#### [Stored data]
Begin

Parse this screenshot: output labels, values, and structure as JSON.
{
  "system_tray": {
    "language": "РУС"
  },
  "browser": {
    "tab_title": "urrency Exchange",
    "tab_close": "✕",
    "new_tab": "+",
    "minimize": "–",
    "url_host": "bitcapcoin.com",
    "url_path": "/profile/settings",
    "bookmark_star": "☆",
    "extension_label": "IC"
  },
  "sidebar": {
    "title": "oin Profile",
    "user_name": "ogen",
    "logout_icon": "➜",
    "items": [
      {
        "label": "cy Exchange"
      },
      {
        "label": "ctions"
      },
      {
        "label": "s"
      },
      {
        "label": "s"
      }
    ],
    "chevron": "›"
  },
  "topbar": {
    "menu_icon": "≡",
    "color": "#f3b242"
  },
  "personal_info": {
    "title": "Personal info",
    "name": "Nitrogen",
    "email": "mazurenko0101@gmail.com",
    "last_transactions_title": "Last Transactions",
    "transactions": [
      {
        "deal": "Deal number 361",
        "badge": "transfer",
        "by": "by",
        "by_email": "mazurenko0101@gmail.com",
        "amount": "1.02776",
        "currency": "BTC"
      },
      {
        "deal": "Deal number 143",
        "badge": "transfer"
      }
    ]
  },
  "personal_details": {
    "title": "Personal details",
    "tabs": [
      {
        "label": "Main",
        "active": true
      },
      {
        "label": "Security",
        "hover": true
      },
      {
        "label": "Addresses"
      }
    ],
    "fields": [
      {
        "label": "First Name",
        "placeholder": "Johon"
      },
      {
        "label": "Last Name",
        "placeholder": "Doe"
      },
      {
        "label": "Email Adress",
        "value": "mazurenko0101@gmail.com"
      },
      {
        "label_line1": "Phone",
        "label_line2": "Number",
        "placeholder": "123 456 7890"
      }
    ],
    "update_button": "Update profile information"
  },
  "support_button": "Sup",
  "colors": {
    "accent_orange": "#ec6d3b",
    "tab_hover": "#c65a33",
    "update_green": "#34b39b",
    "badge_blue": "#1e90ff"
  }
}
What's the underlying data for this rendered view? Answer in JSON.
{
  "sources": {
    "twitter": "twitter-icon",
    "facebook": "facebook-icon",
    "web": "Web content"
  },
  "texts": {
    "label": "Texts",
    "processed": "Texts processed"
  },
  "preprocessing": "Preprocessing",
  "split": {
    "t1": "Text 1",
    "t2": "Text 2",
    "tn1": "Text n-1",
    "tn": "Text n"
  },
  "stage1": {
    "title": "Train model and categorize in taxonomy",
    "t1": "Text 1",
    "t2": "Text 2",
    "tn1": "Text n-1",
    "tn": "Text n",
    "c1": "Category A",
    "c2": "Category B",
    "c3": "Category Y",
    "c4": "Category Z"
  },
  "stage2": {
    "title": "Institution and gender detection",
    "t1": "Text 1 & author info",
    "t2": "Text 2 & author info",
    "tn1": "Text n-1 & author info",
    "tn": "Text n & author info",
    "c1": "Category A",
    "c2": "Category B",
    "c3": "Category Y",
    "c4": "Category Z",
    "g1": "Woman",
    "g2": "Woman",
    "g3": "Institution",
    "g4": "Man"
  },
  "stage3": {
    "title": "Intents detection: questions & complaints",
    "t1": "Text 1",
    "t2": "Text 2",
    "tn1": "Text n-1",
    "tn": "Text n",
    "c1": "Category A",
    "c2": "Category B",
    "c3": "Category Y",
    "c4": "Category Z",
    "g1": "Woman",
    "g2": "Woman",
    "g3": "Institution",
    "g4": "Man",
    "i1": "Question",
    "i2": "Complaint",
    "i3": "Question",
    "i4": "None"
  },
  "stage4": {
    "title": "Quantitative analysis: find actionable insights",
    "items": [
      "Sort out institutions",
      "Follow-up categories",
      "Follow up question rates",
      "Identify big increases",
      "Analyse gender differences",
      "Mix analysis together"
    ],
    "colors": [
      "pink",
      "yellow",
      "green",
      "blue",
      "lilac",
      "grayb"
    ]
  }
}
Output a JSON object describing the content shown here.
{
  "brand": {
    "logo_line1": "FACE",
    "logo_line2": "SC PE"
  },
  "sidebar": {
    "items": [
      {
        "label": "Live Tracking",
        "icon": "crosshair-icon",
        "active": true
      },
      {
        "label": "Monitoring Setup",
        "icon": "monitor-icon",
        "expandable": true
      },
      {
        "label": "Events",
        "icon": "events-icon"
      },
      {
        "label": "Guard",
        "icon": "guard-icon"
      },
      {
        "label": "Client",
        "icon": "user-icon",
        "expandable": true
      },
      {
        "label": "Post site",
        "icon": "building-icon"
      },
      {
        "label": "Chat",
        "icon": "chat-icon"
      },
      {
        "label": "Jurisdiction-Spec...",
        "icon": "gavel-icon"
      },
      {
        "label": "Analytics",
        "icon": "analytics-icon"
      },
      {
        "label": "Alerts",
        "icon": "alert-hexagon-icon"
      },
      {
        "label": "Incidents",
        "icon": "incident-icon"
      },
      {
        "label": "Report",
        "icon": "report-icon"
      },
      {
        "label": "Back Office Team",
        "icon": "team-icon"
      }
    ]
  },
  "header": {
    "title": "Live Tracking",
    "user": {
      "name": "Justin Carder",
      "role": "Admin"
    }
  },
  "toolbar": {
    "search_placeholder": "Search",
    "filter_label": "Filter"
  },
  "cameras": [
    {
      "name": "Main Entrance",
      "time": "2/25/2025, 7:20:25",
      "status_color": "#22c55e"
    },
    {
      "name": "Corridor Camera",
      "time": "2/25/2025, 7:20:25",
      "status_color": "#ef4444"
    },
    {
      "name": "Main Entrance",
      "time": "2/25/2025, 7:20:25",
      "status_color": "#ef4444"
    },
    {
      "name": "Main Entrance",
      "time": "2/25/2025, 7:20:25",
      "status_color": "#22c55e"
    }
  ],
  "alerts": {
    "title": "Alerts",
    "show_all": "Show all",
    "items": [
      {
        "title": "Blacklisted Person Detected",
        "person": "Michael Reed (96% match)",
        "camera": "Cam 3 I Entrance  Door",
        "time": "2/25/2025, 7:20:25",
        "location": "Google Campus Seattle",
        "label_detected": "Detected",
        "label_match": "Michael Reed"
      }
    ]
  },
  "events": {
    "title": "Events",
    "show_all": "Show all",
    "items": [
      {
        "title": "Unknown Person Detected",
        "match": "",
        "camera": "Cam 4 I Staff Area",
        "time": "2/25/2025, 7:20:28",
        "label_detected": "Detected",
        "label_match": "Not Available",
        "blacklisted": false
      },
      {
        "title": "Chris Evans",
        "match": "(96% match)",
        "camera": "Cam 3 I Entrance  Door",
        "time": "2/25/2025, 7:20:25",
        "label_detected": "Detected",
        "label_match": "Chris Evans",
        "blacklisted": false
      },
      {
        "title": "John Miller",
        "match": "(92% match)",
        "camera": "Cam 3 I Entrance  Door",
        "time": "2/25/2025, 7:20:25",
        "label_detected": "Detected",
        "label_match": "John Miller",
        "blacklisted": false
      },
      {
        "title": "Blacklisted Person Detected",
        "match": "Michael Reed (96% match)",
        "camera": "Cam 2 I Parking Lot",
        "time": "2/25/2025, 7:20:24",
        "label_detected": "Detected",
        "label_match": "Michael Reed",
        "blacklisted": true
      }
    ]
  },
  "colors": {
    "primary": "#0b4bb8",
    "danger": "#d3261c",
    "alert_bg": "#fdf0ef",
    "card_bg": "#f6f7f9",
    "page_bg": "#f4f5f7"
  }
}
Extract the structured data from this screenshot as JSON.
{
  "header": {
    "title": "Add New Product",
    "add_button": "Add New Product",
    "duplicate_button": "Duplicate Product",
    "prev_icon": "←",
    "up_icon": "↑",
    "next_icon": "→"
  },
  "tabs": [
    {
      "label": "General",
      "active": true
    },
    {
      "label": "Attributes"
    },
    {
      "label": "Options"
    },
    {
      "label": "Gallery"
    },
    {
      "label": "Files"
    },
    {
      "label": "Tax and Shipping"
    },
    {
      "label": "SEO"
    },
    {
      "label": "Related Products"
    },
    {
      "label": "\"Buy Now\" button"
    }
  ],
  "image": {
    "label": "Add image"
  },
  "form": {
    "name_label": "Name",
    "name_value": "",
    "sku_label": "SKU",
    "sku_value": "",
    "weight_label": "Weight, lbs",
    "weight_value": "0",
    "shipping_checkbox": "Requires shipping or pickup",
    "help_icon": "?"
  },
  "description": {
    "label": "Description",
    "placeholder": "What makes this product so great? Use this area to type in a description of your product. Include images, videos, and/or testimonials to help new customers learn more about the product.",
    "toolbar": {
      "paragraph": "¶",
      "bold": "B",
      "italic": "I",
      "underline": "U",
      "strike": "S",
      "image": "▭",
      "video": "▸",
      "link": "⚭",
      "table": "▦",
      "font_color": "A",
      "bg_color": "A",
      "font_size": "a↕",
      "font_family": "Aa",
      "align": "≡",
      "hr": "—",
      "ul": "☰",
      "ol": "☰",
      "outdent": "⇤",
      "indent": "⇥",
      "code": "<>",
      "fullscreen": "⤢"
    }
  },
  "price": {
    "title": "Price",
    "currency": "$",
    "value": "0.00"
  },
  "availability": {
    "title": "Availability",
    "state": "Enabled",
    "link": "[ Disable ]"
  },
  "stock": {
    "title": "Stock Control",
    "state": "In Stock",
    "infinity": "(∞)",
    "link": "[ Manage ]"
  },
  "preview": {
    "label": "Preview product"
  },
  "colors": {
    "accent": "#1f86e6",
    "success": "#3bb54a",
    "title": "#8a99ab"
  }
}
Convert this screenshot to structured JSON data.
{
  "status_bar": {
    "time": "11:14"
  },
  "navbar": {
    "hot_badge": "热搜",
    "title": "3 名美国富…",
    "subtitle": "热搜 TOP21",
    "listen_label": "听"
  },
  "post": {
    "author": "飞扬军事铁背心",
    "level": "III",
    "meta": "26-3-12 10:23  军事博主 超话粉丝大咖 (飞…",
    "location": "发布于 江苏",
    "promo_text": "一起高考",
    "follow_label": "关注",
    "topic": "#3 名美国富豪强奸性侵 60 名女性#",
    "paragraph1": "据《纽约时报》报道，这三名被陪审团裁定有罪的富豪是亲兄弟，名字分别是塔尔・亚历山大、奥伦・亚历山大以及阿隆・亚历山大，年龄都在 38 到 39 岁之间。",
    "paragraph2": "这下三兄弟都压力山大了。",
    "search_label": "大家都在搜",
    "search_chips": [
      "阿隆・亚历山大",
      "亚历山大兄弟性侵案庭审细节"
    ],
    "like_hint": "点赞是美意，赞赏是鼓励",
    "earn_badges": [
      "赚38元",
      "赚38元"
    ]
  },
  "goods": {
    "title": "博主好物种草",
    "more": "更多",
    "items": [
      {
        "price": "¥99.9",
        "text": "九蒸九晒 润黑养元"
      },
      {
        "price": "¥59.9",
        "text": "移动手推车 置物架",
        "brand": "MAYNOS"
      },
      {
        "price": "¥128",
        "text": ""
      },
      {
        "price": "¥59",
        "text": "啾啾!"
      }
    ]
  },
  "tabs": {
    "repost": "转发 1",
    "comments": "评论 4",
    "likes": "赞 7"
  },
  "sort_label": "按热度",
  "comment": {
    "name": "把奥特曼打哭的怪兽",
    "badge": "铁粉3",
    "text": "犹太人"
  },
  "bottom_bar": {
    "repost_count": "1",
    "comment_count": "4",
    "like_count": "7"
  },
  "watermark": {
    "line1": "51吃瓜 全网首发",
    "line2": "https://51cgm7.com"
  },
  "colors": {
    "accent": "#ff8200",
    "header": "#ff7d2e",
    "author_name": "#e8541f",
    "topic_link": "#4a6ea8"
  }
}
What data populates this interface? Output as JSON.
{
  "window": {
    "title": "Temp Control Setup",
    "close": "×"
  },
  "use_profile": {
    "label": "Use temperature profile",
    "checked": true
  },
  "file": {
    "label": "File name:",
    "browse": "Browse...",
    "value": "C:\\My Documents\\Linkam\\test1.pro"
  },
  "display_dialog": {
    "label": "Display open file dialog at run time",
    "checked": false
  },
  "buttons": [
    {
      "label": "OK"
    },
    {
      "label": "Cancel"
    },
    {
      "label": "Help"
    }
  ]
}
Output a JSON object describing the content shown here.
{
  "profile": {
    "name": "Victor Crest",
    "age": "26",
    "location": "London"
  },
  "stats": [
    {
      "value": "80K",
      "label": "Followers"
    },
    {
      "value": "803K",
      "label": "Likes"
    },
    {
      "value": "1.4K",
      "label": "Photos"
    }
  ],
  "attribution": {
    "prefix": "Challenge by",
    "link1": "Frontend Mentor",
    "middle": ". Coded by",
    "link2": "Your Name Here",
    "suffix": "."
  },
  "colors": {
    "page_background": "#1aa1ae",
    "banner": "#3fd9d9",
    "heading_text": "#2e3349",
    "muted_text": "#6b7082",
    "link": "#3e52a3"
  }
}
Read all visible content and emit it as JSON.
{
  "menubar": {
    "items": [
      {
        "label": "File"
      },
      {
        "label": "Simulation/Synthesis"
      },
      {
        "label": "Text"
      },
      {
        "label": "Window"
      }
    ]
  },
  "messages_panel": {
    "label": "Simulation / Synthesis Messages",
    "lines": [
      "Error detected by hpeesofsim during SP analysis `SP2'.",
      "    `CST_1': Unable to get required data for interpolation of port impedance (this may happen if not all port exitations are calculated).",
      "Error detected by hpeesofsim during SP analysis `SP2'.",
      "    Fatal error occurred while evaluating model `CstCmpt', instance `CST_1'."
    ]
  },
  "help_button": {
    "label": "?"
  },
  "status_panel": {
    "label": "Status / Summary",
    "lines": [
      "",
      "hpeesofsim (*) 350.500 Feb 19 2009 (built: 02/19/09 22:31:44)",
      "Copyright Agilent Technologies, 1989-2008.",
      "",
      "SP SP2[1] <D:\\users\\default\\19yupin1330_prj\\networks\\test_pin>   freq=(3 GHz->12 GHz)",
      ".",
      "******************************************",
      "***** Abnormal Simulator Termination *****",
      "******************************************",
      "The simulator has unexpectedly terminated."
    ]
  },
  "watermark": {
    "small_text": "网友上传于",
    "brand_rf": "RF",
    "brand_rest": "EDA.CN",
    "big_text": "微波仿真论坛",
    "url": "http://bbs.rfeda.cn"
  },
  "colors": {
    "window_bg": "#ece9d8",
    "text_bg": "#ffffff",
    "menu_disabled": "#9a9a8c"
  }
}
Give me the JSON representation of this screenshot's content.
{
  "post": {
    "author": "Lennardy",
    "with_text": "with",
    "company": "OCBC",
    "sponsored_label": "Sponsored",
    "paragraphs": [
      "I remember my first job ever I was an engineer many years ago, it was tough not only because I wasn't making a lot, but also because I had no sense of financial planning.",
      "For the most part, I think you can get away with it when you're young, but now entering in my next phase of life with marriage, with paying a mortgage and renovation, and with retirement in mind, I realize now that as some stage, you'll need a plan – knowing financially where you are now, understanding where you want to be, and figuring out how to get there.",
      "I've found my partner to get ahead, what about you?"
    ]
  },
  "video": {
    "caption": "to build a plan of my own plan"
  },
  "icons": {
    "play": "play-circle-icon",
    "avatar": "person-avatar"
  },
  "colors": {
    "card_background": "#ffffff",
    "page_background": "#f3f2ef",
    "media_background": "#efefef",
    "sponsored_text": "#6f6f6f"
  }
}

End

Take every line above carrying "location" and return it.

#### [EXERCISE RESULT]
        "location": "Google Campus Seattle",
    "location": "发布于 江苏",
    "location": "London"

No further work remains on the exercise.